**What is being asked**:
Only the number is wanted: count the lines that contain "exponentiation".

**Records**:
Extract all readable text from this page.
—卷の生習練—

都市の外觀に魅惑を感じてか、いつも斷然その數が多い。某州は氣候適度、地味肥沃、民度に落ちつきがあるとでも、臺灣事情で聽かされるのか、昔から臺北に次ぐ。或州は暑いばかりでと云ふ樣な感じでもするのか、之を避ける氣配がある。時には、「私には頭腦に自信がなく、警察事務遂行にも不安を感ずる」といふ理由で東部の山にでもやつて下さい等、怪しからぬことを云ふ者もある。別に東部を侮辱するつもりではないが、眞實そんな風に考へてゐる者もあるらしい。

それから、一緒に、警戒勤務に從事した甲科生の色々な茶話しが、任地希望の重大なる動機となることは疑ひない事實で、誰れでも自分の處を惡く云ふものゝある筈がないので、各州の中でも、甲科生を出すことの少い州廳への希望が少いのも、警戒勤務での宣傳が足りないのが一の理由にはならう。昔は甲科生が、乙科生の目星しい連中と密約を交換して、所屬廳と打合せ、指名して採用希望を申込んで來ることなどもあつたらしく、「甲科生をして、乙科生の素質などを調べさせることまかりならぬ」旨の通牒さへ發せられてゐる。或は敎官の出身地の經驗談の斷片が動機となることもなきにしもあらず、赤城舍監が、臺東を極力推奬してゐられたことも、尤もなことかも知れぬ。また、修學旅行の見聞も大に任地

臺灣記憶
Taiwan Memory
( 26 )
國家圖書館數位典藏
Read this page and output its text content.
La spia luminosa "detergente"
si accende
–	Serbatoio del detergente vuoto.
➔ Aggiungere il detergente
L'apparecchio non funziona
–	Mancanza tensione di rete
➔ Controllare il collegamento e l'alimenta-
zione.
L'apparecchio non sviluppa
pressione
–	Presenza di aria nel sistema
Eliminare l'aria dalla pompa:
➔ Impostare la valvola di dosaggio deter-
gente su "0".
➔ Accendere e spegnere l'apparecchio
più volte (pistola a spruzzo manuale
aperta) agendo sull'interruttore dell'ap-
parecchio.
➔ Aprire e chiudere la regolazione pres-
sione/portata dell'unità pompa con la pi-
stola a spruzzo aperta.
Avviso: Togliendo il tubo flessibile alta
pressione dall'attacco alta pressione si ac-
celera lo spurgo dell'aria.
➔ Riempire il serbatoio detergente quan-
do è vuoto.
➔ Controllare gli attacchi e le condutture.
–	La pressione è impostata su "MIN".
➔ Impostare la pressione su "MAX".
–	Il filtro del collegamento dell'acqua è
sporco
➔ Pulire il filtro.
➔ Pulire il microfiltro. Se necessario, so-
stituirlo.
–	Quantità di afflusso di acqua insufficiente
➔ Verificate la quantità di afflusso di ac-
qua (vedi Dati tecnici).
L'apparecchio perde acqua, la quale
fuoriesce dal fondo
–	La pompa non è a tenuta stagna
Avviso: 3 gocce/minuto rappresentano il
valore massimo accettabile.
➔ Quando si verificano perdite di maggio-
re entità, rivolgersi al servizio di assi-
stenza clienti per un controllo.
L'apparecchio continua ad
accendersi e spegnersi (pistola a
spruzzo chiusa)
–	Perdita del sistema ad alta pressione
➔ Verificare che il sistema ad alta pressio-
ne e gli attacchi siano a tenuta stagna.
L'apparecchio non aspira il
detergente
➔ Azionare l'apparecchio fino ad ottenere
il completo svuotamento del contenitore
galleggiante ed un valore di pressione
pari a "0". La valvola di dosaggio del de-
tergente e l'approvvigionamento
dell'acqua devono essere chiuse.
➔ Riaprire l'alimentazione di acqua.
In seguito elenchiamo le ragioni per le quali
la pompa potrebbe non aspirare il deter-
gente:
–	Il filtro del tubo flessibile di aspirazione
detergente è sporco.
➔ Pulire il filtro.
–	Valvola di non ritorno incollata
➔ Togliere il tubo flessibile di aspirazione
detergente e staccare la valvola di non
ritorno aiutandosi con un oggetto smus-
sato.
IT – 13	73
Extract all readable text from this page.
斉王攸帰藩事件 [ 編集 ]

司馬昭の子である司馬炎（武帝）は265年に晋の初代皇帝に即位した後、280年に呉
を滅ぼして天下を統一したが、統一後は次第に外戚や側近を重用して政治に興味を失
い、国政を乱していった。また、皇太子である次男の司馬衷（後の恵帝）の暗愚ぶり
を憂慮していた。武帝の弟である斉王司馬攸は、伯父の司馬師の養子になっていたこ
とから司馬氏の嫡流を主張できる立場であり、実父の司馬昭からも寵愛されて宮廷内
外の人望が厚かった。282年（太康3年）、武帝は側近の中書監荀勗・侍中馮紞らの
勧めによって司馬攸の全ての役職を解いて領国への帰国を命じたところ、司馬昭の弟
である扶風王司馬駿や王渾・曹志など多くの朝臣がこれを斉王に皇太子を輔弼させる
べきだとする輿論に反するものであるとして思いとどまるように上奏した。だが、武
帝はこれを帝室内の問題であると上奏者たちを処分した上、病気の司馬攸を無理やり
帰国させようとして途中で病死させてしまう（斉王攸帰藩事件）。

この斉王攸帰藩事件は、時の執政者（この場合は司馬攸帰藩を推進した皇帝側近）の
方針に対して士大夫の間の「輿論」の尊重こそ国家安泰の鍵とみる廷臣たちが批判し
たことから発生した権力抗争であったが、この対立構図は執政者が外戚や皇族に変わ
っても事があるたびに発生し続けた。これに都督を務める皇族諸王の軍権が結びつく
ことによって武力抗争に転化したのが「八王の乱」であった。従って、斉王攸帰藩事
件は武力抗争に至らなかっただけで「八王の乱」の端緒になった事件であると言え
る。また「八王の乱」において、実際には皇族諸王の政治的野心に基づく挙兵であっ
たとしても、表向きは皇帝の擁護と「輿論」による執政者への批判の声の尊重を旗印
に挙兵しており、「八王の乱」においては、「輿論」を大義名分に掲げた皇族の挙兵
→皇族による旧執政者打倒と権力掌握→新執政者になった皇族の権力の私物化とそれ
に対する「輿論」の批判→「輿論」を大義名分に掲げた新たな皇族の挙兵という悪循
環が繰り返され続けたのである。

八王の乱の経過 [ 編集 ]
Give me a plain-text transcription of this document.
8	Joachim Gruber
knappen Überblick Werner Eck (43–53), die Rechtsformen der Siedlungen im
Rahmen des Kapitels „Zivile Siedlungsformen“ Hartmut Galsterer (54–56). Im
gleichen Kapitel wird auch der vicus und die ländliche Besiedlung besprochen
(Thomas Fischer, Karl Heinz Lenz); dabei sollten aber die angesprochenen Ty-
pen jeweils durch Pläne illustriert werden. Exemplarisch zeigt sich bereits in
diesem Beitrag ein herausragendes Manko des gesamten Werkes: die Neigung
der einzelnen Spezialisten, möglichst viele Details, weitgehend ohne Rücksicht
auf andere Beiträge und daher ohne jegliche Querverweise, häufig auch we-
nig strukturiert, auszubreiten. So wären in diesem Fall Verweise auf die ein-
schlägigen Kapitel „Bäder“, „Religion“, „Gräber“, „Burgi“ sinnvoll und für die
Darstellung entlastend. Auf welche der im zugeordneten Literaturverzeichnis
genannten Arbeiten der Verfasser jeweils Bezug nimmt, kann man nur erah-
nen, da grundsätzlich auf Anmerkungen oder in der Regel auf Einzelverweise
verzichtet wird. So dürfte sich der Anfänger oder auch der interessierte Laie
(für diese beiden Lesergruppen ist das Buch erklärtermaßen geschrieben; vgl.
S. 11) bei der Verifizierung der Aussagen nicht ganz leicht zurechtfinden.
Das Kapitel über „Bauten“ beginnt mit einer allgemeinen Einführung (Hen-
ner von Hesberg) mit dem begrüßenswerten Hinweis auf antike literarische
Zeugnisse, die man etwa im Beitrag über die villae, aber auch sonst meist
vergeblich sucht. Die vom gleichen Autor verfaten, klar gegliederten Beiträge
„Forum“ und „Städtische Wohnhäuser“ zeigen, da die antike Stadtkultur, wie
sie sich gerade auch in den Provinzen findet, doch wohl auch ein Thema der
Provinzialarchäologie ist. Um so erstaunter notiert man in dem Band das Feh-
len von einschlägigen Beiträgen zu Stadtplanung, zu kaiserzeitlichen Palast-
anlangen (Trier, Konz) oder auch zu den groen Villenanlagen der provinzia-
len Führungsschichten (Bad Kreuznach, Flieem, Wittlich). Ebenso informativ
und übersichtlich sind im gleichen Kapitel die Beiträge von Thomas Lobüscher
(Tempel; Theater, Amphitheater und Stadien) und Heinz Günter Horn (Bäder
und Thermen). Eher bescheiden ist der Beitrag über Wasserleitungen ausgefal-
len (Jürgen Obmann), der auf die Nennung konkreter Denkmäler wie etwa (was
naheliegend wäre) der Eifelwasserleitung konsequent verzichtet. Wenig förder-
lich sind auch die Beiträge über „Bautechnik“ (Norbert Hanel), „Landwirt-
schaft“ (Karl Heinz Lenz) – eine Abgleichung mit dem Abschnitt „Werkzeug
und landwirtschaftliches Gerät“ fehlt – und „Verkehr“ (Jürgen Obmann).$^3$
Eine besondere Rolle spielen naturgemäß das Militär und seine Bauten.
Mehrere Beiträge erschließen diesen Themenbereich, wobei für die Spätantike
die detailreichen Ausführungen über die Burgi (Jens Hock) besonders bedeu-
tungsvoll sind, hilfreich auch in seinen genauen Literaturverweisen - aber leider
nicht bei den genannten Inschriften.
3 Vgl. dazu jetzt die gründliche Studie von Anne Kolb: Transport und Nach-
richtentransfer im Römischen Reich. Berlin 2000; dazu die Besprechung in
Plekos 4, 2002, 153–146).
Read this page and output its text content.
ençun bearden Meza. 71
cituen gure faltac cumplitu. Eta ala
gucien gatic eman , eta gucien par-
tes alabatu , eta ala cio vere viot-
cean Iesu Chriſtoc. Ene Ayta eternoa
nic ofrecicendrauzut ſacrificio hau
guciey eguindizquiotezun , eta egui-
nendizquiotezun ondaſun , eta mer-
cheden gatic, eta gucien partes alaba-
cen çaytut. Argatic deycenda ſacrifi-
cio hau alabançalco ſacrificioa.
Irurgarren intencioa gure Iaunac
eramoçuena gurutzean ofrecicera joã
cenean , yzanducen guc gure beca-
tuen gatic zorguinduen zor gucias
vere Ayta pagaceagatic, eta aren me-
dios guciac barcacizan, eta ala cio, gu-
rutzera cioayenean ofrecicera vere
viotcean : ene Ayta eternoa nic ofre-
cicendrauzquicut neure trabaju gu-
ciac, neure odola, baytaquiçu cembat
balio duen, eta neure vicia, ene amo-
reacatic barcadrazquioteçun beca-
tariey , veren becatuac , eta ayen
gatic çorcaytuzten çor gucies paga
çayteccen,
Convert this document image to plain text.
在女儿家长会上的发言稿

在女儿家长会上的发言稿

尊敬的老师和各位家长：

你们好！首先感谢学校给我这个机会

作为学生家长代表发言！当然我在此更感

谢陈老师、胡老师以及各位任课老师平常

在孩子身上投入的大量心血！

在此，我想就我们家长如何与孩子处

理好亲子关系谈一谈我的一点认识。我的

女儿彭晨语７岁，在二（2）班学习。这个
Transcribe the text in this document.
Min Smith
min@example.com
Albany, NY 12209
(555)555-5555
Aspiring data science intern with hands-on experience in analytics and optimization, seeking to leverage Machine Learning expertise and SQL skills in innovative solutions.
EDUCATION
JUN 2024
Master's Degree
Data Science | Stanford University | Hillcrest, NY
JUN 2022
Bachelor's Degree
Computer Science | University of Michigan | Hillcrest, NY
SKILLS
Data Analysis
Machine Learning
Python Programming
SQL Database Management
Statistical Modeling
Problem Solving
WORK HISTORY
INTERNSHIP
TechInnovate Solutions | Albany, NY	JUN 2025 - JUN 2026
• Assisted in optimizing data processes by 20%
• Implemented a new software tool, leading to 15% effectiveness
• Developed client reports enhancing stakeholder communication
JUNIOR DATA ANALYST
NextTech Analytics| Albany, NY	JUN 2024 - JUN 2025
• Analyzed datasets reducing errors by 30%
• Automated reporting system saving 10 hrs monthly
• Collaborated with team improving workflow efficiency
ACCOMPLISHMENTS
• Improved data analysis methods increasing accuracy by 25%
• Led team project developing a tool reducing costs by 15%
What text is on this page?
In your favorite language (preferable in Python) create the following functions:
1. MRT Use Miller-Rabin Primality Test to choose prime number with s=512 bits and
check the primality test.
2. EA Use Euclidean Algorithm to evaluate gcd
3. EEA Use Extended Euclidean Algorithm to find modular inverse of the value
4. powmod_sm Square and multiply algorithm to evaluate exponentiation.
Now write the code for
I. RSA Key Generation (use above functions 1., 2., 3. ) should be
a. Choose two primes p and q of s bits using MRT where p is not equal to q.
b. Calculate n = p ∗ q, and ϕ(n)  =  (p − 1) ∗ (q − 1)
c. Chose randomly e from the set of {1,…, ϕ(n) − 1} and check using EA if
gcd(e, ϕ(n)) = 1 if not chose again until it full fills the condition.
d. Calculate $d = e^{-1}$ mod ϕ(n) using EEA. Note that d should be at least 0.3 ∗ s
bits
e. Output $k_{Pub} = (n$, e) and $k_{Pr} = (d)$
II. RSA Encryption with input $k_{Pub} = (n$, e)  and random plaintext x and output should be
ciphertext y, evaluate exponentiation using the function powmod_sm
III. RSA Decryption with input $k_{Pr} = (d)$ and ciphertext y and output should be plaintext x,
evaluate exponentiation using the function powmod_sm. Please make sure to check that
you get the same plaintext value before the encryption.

**Complete answer**:
3